--- Source records ---

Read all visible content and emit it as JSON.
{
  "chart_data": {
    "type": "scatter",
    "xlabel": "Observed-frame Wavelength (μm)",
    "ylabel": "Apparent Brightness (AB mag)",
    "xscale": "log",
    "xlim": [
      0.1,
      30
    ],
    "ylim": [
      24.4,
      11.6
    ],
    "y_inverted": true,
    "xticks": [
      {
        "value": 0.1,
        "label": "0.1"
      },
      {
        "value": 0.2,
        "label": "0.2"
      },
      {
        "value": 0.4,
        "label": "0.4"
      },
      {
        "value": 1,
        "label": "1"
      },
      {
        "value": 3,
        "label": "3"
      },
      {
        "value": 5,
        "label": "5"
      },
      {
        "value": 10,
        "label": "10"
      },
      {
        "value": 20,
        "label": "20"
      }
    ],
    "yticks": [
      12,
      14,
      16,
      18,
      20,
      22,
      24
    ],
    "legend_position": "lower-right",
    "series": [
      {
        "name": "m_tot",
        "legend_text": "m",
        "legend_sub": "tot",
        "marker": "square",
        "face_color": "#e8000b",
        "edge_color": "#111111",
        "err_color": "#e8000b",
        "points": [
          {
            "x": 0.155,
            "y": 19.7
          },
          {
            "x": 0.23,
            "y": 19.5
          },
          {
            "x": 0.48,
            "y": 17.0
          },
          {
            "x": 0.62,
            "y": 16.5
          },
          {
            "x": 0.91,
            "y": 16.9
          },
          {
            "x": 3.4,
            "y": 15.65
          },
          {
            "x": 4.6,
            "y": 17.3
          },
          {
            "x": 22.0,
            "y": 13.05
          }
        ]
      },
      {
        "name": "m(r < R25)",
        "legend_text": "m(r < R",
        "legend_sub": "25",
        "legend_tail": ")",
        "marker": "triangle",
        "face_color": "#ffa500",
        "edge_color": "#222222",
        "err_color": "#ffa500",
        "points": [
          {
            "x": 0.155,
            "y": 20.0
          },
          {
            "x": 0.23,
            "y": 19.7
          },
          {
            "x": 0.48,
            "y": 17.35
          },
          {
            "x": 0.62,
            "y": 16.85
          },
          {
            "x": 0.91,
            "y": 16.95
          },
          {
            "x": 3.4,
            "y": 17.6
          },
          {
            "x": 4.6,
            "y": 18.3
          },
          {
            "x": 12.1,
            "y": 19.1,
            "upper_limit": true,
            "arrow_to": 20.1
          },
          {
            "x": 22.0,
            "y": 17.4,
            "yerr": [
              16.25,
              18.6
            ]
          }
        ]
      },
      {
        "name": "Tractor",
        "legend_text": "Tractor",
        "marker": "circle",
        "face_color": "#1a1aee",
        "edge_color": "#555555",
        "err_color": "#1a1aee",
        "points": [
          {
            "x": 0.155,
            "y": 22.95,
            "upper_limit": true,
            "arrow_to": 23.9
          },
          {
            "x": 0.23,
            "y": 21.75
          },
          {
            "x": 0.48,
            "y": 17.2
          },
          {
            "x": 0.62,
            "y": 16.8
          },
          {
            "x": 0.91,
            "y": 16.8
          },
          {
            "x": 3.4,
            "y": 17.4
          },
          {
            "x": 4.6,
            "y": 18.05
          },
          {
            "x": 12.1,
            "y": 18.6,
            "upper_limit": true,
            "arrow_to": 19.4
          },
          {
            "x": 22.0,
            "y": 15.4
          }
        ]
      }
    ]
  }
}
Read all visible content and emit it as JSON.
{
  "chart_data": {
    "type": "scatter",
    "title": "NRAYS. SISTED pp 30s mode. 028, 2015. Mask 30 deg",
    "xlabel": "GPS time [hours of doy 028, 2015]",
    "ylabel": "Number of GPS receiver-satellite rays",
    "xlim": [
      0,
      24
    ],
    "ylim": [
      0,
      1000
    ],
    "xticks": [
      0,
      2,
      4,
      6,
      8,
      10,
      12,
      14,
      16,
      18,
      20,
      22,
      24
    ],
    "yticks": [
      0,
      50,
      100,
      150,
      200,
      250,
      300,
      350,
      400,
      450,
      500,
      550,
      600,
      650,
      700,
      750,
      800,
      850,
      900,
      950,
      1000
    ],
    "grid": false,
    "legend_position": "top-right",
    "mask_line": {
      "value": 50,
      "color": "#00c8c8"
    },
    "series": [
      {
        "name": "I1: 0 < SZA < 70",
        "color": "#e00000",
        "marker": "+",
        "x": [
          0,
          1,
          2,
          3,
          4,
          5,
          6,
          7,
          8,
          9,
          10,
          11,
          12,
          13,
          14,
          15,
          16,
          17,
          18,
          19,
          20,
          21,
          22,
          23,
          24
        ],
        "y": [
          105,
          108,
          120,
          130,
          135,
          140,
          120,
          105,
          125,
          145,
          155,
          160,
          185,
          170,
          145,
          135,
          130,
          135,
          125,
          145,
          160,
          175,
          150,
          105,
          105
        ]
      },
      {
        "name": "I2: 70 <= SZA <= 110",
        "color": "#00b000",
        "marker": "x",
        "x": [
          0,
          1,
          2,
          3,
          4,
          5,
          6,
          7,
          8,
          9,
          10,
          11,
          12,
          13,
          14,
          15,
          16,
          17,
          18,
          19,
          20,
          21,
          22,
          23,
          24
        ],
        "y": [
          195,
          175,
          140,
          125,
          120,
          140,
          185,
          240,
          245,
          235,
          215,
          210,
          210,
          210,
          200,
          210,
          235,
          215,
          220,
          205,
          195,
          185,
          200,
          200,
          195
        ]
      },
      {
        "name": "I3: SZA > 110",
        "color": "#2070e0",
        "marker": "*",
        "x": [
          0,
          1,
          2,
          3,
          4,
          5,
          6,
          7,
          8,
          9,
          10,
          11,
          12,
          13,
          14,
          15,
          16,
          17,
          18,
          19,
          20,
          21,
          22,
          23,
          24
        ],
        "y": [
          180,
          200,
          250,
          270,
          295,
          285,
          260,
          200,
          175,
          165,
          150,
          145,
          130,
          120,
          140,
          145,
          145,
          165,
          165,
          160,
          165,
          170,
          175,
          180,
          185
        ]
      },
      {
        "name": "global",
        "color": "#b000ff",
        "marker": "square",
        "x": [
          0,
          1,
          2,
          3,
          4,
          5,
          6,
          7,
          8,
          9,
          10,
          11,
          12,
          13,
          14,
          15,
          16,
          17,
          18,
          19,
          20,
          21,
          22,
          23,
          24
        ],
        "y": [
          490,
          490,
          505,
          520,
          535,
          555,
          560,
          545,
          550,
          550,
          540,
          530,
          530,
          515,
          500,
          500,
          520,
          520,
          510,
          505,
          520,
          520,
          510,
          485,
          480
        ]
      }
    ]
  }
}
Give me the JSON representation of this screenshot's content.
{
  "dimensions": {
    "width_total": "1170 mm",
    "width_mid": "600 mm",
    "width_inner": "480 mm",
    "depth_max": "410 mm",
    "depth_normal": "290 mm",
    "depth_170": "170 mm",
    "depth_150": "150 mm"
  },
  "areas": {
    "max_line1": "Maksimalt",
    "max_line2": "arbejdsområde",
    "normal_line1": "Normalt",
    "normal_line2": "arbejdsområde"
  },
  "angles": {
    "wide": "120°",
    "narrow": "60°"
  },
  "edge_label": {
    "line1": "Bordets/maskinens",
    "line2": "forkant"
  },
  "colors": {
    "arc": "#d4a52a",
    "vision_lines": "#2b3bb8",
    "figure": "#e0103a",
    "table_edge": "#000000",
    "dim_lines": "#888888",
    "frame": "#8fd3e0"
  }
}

---

#### What is asked:
Without changing a word, restate the whole listing.

#### Exercise response:
Read all visible content and emit it as JSON.
{
  "chart_data": {
    "type": "scatter",
    "xlabel": "Observed-frame Wavelength (μm)",
    "ylabel": "Apparent Brightness (AB mag)",
    "xscale": "log",
    "xlim": [
      0.1,
      30
    ],
    "ylim": [
      24.4,
      11.6
    ],
    "y_inverted": true,
    "xticks": [
      {
        "value": 0.1,
        "label": "0.1"
      },
      {
        "value": 0.2,
        "label": "0.2"
      },
      {
        "value": 0.4,
        "label": "0.4"
      },
      {
        "value": 1,
        "label": "1"
      },
      {
        "value": 3,
        "label": "3"
      },
      {
        "value": 5,
        "label": "5"
      },
      {
        "value": 10,
        "label": "10"
      },
      {
        "value": 20,
        "label": "20"
      }
    ],
    "yticks": [
      12,
      14,
      16,
      18,
      20,
      22,
      24
    ],
    "legend_position": "lower-right",
    "series": [
      {
        "name": "m_tot",
        "legend_text": "m",
        "legend_sub": "tot",
        "marker": "square",
        "face_color": "#e8000b",
        "edge_color": "#111111",
        "err_color": "#e8000b",
        "points": [
          {
            "x": 0.155,
            "y": 19.7
          },
          {
            "x": 0.23,
            "y": 19.5
          },
          {
            "x": 0.48,
            "y": 17.0
          },
          {
            "x": 0.62,
            "y": 16.5
          },
          {
            "x": 0.91,
            "y": 16.9
          },
          {
            "x": 3.4,
            "y": 15.65
          },
          {
            "x": 4.6,
            "y": 17.3
          },
          {
            "x": 22.0,
            "y": 13.05
          }
        ]
      },
      {
        "name": "m(r < R25)",
        "legend_text": "m(r < R",
        "legend_sub": "25",
        "legend_tail": ")",
        "marker": "triangle",
        "face_color": "#ffa500",
        "edge_color": "#222222",
        "err_color": "#ffa500",
        "points": [
          {
            "x": 0.155,
            "y": 20.0
          },
          {
            "x": 0.23,
            "y": 19.7
          },
          {
            "x": 0.48,
            "y": 17.35
          },
          {
            "x": 0.62,
            "y": 16.85
          },
          {
            "x": 0.91,
            "y": 16.95
          },
          {
            "x": 3.4,
            "y": 17.6
          },
          {
            "x": 4.6,
            "y": 18.3
          },
          {
            "x": 12.1,
            "y": 19.1,
            "upper_limit": true,
            "arrow_to": 20.1
          },
          {
            "x": 22.0,
            "y": 17.4,
            "yerr": [
              16.25,
              18.6
            ]
          }
        ]
      },
      {
        "name": "Tractor",
        "legend_text": "Tractor",
        "marker": "circle",
        "face_color": "#1a1aee",
        "edge_color": "#555555",
        "err_color": "#1a1aee",
        "points": [
          {
            "x": 0.155,
            "y": 22.95,
            "upper_limit": true,
            "arrow_to": 23.9
          },
          {
            "x": 0.23,
            "y": 21.75
          },
          {
            "x": 0.48,
            "y": 17.2
          },
          {
            "x": 0.62,
            "y": 16.8
          },
          {
            "x": 0.91,
            "y": 16.8
          },
          {
            "x": 3.4,
            "y": 17.4
          },
          {
            "x": 4.6,
            "y": 18.05
          },
          {
            "x": 12.1,
            "y": 18.6,
            "upper_limit": true,
            "arrow_to": 19.4
          },
          {
            "x": 22.0,
            "y": 15.4
          }
        ]
      }
    ]
  }
}
Read all visible content and emit it as JSON.
{
  "chart_data": {
    "type": "scatter",
    "title": "NRAYS. SISTED pp 30s mode. 028, 2015. Mask 30 deg",
    "xlabel": "GPS time [hours of doy 028, 2015]",
    "ylabel": "Number of GPS receiver-satellite rays",
    "xlim": [
      0,
      24
    ],
    "ylim": [
      0,
      1000
    ],
    "xticks": [
      0,
      2,
      4,
      6,
      8,
      10,
      12,
      14,
      16,
      18,
      20,
      22,
      24
    ],
    "yticks": [
      0,
      50,
      100,
      150,
      200,
      250,
      300,
      350,
      400,
      450,
      500,
      550,
      600,
      650,
      700,
      750,
      800,
      850,
      900,
      950,
      1000
    ],
    "grid": false,
    "legend_position": "top-right",
    "mask_line": {
      "value": 50,
      "color": "#00c8c8"
    },
    "series": [
      {
        "name": "I1: 0 < SZA < 70",
        "color": "#e00000",
        "marker": "+",
        "x": [
          0,
          1,
          2,
          3,
          4,
          5,
          6,
          7,
          8,
          9,
          10,
          11,
          12,
          13,
          14,
          15,
          16,
          17,
          18,
          19,
          20,
          21,
          22,
          23,
          24
        ],
        "y": [
          105,
          108,
          120,
          130,
          135,
          140,
          120,
          105,
          125,
          145,
          155,
          160,
          185,
          170,
          145,
          135,
          130,
          135,
          125,
          145,
          160,
          175,
          150,
          105,
          105
        ]
      },
      {
        "name": "I2: 70 <= SZA <= 110",
        "color": "#00b000",
        "marker": "x",
        "x": [
          0,
          1,
          2,
          3,
          4,
          5,
          6,
          7,
          8,
          9,
          10,
          11,
          12,
          13,
          14,
          15,
          16,
          17,
          18,
          19,
          20,
          21,
          22,
          23,
          24
        ],
        "y": [
          195,
          175,
          140,
          125,
          120,
          140,
          185,
          240,
          245,
          235,
          215,
          210,
          210,
          210,
          200,
          210,
          235,
          215,
          220,
          205,
          195,
          185,
          200,
          200,
          195
        ]
      },
      {
        "name": "I3: SZA > 110",
        "color": "#2070e0",
        "marker": "*",
        "x": [
          0,
          1,
          2,
          3,
          4,
          5,
          6,
          7,
          8,
          9,
          10,
          11,
          12,
          13,
          14,
          15,
          16,
          17,
          18,
          19,
          20,
          21,
          22,
          23,
          24
        ],
        "y": [
          180,
          200,
          250,
          270,
          295,
          285,
          260,
          200,
          175,
          165,
          150,
          145,
          130,
          120,
          140,
          145,
          145,
          165,
          165,
          160,
          165,
          170,
          175,
          180,
          185
        ]
      },
      {
        "name": "global",
        "color": "#b000ff",
        "marker": "square",
        "x": [
          0,
          1,
          2,
          3,
          4,
          5,
          6,
          7,
          8,
          9,
          10,
          11,
          12,
          13,
          14,
          15,
          16,
          17,
          18,
          19,
          20,
          21,
          22,
          23,
          24
        ],
        "y": [
          490,
          490,
          505,
          520,
          535,
          555,
          560,
          545,
          550,
          550,
          540,
          530,
          530,
          515,
          500,
          500,
          520,
          520,
          510,
          505,
          520,
          520,
          510,
          485,
          480
        ]
      }
    ]
  }
}
Give me the JSON representation of this screenshot's content.
{
  "dimensions": {
    "width_total": "1170 mm",
    "width_mid": "600 mm",
    "width_inner": "480 mm",
    "depth_max": "410 mm",
    "depth_normal": "290 mm",
    "depth_170": "170 mm",
    "depth_150": "150 mm"
  },
  "areas": {
    "max_line1": "Maksimalt",
    "max_line2": "arbejdsområde",
    "normal_line1": "Normalt",
    "normal_line2": "arbejdsområde"
  },
  "angles": {
    "wide": "120°",
    "narrow": "60°"
  },
  "edge_label": {
    "line1": "Bordets/maskinens",
    "line2": "forkant"
  },
  "colors": {
    "arc": "#d4a52a",
    "vision_lines": "#2b3bb8",
    "figure": "#e0103a",
    "table_edge": "#000000",
    "dim_lines": "#888888",
    "frame": "#8fd3e0"
  }
}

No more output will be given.